## begin

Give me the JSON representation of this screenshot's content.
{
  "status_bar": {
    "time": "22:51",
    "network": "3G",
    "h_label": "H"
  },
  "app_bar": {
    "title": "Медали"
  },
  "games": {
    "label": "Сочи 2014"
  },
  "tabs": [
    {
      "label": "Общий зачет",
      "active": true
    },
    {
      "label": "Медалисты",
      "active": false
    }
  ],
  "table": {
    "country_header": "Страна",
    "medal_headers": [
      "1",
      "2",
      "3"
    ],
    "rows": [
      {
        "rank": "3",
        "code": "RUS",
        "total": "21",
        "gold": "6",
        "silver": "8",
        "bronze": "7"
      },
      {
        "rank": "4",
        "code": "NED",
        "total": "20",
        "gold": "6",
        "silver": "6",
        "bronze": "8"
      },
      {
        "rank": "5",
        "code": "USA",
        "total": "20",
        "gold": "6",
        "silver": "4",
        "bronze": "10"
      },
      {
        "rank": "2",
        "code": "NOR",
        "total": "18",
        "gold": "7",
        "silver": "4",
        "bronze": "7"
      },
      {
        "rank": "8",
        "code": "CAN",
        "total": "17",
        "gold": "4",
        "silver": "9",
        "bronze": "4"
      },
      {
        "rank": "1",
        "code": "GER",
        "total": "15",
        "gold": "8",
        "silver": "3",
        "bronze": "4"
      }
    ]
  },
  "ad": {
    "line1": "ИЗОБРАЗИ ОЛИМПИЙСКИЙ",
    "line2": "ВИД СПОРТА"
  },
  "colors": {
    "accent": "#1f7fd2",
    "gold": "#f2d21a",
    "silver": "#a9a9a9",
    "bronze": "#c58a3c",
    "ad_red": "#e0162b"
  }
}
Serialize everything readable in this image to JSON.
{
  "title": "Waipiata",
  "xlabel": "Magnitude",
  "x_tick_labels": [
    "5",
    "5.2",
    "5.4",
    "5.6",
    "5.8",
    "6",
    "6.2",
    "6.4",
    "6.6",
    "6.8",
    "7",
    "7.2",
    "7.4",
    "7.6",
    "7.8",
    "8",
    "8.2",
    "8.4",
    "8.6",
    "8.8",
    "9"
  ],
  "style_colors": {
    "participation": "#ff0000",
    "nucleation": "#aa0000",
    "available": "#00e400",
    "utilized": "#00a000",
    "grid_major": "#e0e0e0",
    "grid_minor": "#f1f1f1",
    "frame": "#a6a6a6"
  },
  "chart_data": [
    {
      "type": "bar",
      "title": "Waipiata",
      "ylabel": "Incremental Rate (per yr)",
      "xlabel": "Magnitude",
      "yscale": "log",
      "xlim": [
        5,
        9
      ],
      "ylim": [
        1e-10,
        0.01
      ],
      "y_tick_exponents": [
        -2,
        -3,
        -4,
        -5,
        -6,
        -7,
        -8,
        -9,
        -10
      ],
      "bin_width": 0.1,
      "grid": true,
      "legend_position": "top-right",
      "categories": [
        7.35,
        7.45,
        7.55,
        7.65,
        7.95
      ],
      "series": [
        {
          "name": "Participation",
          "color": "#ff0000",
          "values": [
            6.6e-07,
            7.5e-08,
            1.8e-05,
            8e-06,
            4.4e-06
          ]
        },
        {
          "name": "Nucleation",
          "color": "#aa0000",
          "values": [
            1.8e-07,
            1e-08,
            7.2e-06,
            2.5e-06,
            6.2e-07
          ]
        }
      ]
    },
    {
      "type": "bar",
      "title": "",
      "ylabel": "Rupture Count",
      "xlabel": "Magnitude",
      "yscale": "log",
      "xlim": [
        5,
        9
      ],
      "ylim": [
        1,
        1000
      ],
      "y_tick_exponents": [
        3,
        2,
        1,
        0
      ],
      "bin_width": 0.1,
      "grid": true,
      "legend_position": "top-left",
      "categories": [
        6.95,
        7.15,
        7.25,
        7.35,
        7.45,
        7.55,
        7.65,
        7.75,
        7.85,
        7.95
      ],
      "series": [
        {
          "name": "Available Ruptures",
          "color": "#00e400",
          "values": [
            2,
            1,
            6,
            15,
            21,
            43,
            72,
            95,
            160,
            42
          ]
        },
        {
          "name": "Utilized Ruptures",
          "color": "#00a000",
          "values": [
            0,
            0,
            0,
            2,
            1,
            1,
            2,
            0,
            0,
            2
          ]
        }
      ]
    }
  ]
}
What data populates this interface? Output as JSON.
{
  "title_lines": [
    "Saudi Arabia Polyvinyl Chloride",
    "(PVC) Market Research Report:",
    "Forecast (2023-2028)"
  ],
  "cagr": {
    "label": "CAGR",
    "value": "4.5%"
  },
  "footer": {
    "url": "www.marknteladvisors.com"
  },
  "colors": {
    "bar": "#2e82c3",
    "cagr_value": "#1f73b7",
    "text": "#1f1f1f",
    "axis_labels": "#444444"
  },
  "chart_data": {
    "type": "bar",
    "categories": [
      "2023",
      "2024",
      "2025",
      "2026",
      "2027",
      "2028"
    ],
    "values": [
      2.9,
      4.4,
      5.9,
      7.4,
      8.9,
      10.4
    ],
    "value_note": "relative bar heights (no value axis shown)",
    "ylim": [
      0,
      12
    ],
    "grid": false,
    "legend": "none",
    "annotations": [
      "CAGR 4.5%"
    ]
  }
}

## end

All of the data above should be transcribed exactly.

Give me the JSON representation of this screenshot's content.
{
  "status_bar": {
    "time": "22:51",
    "network": "3G",
    "h_label": "H"
  },
  "app_bar": {
    "title": "Медали"
  },
  "games": {
    "label": "Сочи 2014"
  },
  "tabs": [
    {
      "label": "Общий зачет",
      "active": true
    },
    {
      "label": "Медалисты",
      "active": false
    }
  ],
  "table": {
    "country_header": "Страна",
    "medal_headers": [
      "1",
      "2",
      "3"
    ],
    "rows": [
      {
        "rank": "3",
        "code": "RUS",
        "total": "21",
        "gold": "6",
        "silver": "8",
        "bronze": "7"
      },
      {
        "rank": "4",
        "code": "NED",
        "total": "20",
        "gold": "6",
        "silver": "6",
        "bronze": "8"
      },
      {
        "rank": "5",
        "code": "USA",
        "total": "20",
        "gold": "6",
        "silver": "4",
        "bronze": "10"
      },
      {
        "rank": "2",
        "code": "NOR",
        "total": "18",
        "gold": "7",
        "silver": "4",
        "bronze": "7"
      },
      {
        "rank": "8",
        "code": "CAN",
        "total": "17",
        "gold": "4",
        "silver": "9",
        "bronze": "4"
      },
      {
        "rank": "1",
        "code": "GER",
        "total": "15",
        "gold": "8",
        "silver": "3",
        "bronze": "4"
      }
    ]
  },
  "ad": {
    "line1": "ИЗОБРАЗИ ОЛИМПИЙСКИЙ",
    "line2": "ВИД СПОРТА"
  },
  "colors": {
    "accent": "#1f7fd2",
    "gold": "#f2d21a",
    "silver": "#a9a9a9",
    "bronze": "#c58a3c",
    "ad_red": "#e0162b"
  }
}
Serialize everything readable in this image to JSON.
{
  "title": "Waipiata",
  "xlabel": "Magnitude",
  "x_tick_labels": [
    "5",
    "5.2",
    "5.4",
    "5.6",
    "5.8",
    "6",
    "6.2",
    "6.4",
    "6.6",
    "6.8",
    "7",
    "7.2",
    "7.4",
    "7.6",
    "7.8",
    "8",
    "8.2",
    "8.4",
    "8.6",
    "8.8",
    "9"
  ],
  "style_colors": {
    "participation": "#ff0000",
    "nucleation": "#aa0000",
    "available": "#00e400",
    "utilized": "#00a000",
    "grid_major": "#e0e0e0",
    "grid_minor": "#f1f1f1",
    "frame": "#a6a6a6"
  },
  "chart_data": [
    {
      "type": "bar",
      "title": "Waipiata",
      "ylabel": "Incremental Rate (per yr)",
      "xlabel": "Magnitude",
      "yscale": "log",
      "xlim": [
        5,
        9
      ],
      "ylim": [
        1e-10,
        0.01
      ],
      "y_tick_exponents": [
        -2,
        -3,
        -4,
        -5,
        -6,
        -7,
        -8,
        -9,
        -10
      ],
      "bin_width": 0.1,
      "grid": true,
      "legend_position": "top-right",
      "categories": [
        7.35,
        7.45,
        7.55,
        7.65,
        7.95
      ],
      "series": [
        {
          "name": "Participation",
          "color": "#ff0000",
          "values": [
            6.6e-07,
            7.5e-08,
            1.8e-05,
            8e-06,
            4.4e-06
          ]
        },
        {
          "name": "Nucleation",
          "color": "#aa0000",
          "values": [
            1.8e-07,
            1e-08,
            7.2e-06,
            2.5e-06,
            6.2e-07
          ]
        }
      ]
    },
    {
      "type": "bar",
      "title": "",
      "ylabel": "Rupture Count",
      "xlabel": "Magnitude",
      "yscale": "log",
      "xlim": [
        5,
        9
      ],
      "ylim": [
        1,
        1000
      ],
      "y_tick_exponents": [
        3,
        2,
        1,
        0
      ],
      "bin_width": 0.1,
      "grid": true,
      "legend_position": "top-left",
      "categories": [
        6.95,
        7.15,
        7.25,
        7.35,
        7.45,
        7.55,
        7.65,
        7.75,
        7.85,
        7.95
      ],
      "series": [
        {
          "name": "Available Ruptures",
          "color": "#00e400",
          "values": [
            2,
            1,
            6,
            15,
            21,
            43,
            72,
            95,
            160,
            42
          ]
        },
        {
          "name": "Utilized Ruptures",
          "color": "#00a000",
          "values": [
            0,
            0,
            0,
            2,
            1,
            1,
            2,
            0,
            0,
            2
          ]
        }
      ]
    }
  ]
}
What data populates this interface? Output as JSON.
{
  "title_lines": [
    "Saudi Arabia Polyvinyl Chloride",
    "(PVC) Market Research Report:",
    "Forecast (2023-2028)"
  ],
  "cagr": {
    "label": "CAGR",
    "value": "4.5%"
  },
  "footer": {
    "url": "www.marknteladvisors.com"
  },
  "colors": {
    "bar": "#2e82c3",
    "cagr_value": "#1f73b7",
    "text": "#1f1f1f",
    "axis_labels": "#444444"
  },
  "chart_data": {
    "type": "bar",
    "categories": [
      "2023",
      "2024",
      "2025",
      "2026",
      "2027",
      "2028"
    ],
    "values": [
      2.9,
      4.4,
      5.9,
      7.4,
      8.9,
      10.4
    ],
    "value_note": "relative bar heights (no value axis shown)",
    "ylim": [
      0,
      12
    ],
    "grid": false,
    "legend": "none",
    "annotations": [
      "CAGR 4.5%"
    ]
  }
}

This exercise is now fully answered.